STATED EXERCISE:
Below are some records. Say in a single number how many of their lines include the word "value".

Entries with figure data
>> start

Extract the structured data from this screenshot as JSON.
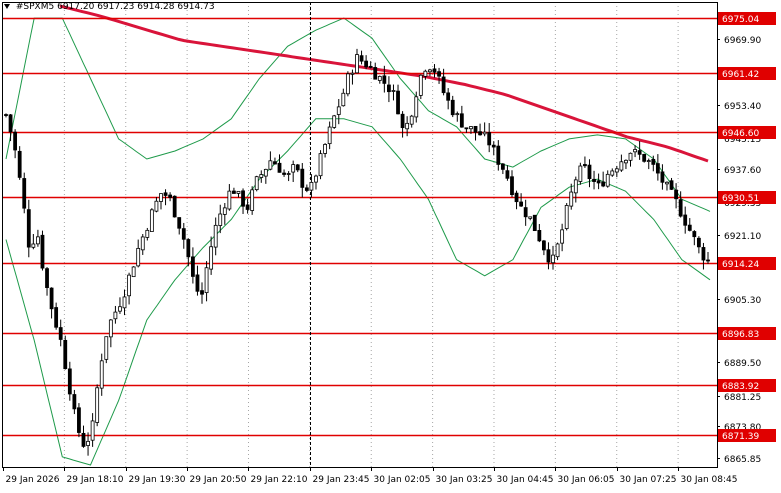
{
  "header": {
    "symbol": "#SPX",
    "timeframe": "M5",
    "ohlc": "6917.20 6917.23 6914.28 6914.73"
  },
  "colors": {
    "candle": "#000000",
    "level_line": "#e00000",
    "level_label_bg": "#e00000",
    "moving_average": "#d9143a",
    "bollinger": "#1e9a4a",
    "grid": "#000000"
  },
  "chart_data": {
    "type": "candlestick",
    "ylim": [
      6863.5,
      6979.0
    ],
    "y_ticks": [
      "6969.90",
      "6961.42",
      "6953.40",
      "6945.15",
      "6937.60",
      "6929.35",
      "6921.10",
      "6913.55",
      "6905.30",
      "6897.05",
      "6889.50",
      "6881.25",
      "6873.80",
      "6865.85"
    ],
    "x_labels": [
      "29 Jan 2026",
      "29 Jan 18:10",
      "29 Jan 19:30",
      "29 Jan 20:50",
      "29 Jan 22:10",
      "29 Jan 23:45",
      "30 Jan 02:05",
      "30 Jan 03:25",
      "30 Jan 04:45",
      "30 Jan 06:05",
      "30 Jan 07:25",
      "30 Jan 08:45"
    ],
    "levels": [
      {
        "value": 6975.04,
        "label": "6975.04"
      },
      {
        "value": 6961.42,
        "label": "6961.42"
      },
      {
        "value": 6946.6,
        "label": "6946.60"
      },
      {
        "value": 6930.51,
        "label": "6930.51"
      },
      {
        "value": 6914.24,
        "label": "6914.24"
      },
      {
        "value": 6896.83,
        "label": "6896.83"
      },
      {
        "value": 6883.92,
        "label": "6883.92"
      },
      {
        "value": 6871.39,
        "label": "6871.39"
      }
    ],
    "price_path": [
      6951,
      6944,
      6932,
      6918,
      6922,
      6910,
      6902,
      6895,
      6885,
      6874,
      6869,
      6872,
      6888,
      6898,
      6902,
      6906,
      6912,
      6918,
      6923,
      6928,
      6932,
      6930,
      6925,
      6919,
      6910,
      6905,
      6916,
      6924,
      6929,
      6933,
      6930,
      6928,
      6934,
      6937,
      6940,
      6938,
      6935,
      6938,
      6934,
      6932,
      6938,
      6944,
      6950,
      6955,
      6961,
      6965,
      6964,
      6962,
      6960,
      6958,
      6955,
      6946,
      6952,
      6960,
      6964,
      6962,
      6957,
      6953,
      6950,
      6948,
      6947,
      6946,
      6944,
      6940,
      6937,
      6932,
      6928,
      6926,
      6922,
      6918,
      6914,
      6920,
      6928,
      6935,
      6938,
      6935,
      6933,
      6936,
      6938,
      6940,
      6942,
      6941,
      6940,
      6938,
      6935,
      6932,
      6929,
      6925,
      6921,
      6917,
      6914.7
    ],
    "ma_path": [
      6978,
      6975.5,
      6972.5,
      6969.5,
      6968,
      6966.5,
      6965,
      6963.5,
      6962,
      6960.5,
      6958.5,
      6956,
      6952.5,
      6949,
      6945.5,
      6943,
      6939.5
    ],
    "bb_upper": [
      6940,
      6975,
      6975,
      6960,
      6945,
      6940,
      6942,
      6945,
      6950,
      6960,
      6968,
      6972,
      6975,
      6970,
      6960,
      6952,
      6948,
      6940,
      6938,
      6942,
      6945,
      6946,
      6945,
      6940,
      6930,
      6927
    ],
    "bb_lower": [
      6920,
      6895,
      6866,
      6864,
      6880,
      6900,
      6910,
      6918,
      6925,
      6935,
      6942,
      6950,
      6950,
      6948,
      6940,
      6930,
      6915,
      6911,
      6915,
      6928,
      6933,
      6935,
      6932,
      6925,
      6915,
      6910
    ],
    "cursor_x_label": "29 Jan 23:45"
  }
}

>> end

RESPONSE TO THIS EXERCISE:
8